Given data -
______________________________

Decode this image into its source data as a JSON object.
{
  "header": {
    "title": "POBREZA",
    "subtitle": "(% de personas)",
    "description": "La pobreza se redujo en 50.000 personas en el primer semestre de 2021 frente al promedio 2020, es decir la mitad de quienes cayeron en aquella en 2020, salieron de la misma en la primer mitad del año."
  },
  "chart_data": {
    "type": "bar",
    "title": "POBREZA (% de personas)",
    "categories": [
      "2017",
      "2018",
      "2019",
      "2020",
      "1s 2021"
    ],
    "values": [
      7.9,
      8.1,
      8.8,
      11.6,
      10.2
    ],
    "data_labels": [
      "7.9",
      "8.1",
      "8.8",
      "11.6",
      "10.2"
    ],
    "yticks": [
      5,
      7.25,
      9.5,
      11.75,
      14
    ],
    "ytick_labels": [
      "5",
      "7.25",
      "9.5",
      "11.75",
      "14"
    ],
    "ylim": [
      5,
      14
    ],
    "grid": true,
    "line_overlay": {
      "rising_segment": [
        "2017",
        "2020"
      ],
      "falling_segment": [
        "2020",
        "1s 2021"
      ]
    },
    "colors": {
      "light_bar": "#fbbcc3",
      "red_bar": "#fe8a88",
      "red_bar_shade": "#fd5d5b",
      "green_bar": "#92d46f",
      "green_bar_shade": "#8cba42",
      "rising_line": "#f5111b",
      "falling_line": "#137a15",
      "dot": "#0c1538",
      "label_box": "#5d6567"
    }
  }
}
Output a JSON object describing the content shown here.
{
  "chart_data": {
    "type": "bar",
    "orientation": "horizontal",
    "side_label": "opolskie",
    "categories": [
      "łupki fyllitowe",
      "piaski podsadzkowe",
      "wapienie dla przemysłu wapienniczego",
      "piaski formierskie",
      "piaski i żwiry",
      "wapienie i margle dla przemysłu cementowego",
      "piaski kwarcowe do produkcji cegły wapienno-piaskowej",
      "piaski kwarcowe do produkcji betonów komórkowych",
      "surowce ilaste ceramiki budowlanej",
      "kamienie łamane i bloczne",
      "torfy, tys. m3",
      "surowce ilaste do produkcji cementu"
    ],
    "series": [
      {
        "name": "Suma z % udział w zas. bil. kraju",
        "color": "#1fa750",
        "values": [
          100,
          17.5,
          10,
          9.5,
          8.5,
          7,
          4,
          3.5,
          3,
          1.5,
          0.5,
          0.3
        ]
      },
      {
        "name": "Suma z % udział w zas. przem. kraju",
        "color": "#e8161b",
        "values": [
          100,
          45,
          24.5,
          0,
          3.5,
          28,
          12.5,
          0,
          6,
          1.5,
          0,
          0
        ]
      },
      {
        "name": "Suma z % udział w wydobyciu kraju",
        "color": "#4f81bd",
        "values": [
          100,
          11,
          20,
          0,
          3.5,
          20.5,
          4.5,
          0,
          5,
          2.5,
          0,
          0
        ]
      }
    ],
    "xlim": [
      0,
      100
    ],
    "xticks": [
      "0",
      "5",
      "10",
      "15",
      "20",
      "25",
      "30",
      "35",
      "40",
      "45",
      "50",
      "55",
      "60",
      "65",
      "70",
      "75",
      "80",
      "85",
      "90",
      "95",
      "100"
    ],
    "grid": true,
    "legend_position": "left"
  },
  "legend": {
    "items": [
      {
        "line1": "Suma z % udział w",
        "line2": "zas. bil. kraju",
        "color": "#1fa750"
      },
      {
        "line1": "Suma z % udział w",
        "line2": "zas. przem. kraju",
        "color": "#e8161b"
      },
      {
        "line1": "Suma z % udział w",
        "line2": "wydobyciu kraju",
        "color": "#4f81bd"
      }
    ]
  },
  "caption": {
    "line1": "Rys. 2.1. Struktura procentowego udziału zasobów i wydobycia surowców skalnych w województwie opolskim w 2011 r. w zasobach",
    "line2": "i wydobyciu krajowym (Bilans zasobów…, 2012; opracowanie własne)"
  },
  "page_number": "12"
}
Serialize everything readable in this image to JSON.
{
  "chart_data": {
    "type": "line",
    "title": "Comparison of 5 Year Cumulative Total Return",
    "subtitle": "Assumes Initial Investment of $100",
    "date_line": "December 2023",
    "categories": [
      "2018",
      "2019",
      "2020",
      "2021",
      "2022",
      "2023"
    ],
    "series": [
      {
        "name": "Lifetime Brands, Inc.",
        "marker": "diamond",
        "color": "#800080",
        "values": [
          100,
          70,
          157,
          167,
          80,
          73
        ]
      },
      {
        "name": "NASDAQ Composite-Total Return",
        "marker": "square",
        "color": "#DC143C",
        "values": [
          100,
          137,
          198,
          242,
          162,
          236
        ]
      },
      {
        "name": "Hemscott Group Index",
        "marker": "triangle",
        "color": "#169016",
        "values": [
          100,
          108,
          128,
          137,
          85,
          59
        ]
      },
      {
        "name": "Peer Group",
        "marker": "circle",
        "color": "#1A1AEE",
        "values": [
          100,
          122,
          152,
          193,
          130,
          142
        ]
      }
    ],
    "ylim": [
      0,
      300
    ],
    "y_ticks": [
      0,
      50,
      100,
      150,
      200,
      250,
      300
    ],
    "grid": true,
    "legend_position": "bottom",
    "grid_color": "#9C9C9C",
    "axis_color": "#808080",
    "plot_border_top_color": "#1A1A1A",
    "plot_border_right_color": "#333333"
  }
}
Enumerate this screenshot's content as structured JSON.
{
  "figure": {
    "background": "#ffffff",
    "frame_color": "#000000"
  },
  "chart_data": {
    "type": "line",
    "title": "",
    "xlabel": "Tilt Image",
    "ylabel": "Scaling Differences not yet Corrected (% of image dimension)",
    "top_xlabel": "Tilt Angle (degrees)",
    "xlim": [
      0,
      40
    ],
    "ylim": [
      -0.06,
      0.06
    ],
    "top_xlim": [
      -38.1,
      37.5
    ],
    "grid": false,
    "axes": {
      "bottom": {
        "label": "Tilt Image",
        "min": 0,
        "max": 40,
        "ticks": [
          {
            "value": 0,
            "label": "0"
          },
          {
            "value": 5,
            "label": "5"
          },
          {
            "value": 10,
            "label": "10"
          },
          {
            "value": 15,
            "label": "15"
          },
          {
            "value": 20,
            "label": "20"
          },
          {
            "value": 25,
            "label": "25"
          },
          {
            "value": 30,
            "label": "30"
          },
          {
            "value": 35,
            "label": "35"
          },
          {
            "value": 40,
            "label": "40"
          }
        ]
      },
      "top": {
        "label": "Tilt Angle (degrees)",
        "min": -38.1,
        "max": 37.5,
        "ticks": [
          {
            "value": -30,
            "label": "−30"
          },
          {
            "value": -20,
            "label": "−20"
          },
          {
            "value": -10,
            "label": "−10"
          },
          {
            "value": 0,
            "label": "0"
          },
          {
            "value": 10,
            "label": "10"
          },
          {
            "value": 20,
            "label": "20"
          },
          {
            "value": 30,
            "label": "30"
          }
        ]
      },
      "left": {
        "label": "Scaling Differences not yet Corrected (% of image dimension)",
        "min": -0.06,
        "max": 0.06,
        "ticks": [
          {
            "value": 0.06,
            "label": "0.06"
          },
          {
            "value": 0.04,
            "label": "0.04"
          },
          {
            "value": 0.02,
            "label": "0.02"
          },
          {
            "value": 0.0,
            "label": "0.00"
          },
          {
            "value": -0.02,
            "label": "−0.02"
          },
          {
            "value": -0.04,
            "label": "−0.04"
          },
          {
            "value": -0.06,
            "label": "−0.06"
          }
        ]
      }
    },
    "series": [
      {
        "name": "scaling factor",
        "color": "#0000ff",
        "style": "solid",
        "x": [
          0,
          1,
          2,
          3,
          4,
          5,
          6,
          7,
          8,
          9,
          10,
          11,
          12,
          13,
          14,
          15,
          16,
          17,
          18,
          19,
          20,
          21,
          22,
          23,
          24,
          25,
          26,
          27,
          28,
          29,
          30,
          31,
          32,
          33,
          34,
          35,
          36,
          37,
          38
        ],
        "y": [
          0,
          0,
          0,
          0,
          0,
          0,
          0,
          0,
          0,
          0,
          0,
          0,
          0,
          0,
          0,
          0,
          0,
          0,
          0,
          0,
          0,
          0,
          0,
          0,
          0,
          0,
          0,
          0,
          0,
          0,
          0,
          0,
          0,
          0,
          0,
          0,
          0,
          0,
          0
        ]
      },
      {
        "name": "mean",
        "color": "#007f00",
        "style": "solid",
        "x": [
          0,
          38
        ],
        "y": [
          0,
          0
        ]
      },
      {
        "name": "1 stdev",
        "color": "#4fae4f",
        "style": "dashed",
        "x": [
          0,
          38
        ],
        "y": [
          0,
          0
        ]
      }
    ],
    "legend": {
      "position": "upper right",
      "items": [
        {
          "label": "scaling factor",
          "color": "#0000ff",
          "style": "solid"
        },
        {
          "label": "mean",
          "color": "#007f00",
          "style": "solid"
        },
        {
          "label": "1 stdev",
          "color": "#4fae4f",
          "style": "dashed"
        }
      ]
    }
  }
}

______________________________

Show all lines from the listing above in which "ilaste" appears.

Written solution -
      "surowce ilaste ceramiki budowlanej",
      "surowce ilaste do produkcji cementu"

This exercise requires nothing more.